Extract all lines that hold "Action" from the records below.

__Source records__
-------------------------

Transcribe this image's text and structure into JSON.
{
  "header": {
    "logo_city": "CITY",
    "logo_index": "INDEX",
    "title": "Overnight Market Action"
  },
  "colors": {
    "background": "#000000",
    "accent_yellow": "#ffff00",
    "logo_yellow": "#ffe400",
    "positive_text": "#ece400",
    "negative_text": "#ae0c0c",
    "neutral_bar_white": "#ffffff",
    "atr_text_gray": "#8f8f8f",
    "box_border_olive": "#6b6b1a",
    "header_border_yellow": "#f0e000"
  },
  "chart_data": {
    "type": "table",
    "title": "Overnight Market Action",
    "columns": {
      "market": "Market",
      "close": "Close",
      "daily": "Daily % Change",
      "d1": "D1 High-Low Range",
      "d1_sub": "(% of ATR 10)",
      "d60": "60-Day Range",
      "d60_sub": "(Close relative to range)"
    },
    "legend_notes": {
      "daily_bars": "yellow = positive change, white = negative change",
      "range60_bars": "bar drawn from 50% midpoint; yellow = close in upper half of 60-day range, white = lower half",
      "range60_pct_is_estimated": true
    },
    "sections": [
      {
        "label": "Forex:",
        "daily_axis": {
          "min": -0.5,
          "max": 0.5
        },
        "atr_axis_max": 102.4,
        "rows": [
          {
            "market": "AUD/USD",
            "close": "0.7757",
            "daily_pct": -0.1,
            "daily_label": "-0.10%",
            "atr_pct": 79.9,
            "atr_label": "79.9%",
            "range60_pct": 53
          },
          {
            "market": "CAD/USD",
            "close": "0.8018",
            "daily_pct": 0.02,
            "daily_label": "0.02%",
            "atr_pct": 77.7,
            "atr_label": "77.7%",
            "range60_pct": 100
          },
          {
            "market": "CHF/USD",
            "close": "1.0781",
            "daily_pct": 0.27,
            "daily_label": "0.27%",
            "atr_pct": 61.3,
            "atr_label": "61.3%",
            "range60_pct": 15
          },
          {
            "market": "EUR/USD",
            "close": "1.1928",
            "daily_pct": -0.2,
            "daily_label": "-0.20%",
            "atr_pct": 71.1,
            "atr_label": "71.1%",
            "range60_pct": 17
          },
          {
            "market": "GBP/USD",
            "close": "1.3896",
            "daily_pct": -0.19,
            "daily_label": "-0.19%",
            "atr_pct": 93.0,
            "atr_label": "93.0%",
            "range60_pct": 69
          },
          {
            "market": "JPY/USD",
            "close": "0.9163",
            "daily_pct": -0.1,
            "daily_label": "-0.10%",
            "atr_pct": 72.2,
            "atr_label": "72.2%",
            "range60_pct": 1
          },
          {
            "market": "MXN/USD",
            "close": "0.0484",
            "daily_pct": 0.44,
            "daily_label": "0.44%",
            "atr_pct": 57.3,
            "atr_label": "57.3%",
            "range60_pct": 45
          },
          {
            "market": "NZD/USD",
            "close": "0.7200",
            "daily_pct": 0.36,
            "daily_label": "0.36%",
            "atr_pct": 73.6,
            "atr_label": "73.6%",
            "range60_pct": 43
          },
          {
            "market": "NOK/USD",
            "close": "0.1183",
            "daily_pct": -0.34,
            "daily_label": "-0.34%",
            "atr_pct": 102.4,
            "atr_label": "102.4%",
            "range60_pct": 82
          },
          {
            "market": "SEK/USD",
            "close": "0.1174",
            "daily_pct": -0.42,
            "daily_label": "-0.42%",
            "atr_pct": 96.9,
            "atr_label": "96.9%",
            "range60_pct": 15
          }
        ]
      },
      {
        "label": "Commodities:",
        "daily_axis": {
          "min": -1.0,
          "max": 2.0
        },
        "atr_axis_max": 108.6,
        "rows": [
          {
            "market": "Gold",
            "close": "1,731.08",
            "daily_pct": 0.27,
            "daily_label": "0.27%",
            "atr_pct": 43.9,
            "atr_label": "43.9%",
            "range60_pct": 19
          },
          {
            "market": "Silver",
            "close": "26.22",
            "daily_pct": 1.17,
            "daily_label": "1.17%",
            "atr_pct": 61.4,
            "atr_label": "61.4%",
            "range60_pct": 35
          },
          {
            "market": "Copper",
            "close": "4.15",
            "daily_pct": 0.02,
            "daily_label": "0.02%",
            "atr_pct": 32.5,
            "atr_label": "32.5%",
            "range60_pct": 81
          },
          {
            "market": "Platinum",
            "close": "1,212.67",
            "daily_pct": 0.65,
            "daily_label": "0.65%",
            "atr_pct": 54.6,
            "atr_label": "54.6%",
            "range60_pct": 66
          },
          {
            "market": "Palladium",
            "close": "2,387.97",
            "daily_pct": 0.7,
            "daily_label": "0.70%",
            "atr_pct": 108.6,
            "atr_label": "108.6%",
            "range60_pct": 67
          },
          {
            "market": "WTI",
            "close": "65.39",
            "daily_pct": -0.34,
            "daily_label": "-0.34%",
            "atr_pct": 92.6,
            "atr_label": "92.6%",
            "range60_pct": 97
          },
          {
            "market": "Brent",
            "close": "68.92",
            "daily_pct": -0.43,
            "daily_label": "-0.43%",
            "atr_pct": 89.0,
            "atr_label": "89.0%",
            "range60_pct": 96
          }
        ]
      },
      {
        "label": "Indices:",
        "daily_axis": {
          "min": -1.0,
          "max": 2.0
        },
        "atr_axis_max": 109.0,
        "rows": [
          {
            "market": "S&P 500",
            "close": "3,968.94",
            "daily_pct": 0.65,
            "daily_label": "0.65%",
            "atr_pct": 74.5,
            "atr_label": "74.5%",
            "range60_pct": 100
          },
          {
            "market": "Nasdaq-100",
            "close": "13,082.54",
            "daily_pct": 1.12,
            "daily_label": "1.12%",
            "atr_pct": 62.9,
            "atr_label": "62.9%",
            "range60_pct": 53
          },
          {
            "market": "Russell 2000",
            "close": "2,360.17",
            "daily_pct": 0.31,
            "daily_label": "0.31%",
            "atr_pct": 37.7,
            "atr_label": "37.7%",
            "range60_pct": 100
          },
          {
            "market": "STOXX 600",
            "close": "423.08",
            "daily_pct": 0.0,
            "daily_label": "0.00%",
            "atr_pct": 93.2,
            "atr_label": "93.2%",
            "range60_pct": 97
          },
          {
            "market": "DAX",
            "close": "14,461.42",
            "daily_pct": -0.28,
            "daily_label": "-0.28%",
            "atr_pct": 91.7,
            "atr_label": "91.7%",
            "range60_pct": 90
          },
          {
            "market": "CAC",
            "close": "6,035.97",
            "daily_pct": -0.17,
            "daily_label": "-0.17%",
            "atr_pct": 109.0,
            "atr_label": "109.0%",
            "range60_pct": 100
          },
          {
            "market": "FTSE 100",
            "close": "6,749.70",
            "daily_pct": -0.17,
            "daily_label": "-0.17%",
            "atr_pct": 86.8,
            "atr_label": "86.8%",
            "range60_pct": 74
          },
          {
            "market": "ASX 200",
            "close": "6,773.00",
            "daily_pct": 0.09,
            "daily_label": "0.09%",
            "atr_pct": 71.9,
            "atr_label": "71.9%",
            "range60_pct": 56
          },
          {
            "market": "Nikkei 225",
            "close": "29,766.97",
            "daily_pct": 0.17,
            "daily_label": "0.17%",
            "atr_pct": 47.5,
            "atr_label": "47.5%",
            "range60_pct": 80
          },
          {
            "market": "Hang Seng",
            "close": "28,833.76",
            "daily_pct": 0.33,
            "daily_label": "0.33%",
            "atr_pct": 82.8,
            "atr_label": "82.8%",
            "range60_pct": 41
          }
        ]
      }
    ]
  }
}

-------------------------

__Output below__
    "title": "Overnight Market Action"
    "title": "Overnight Market Action",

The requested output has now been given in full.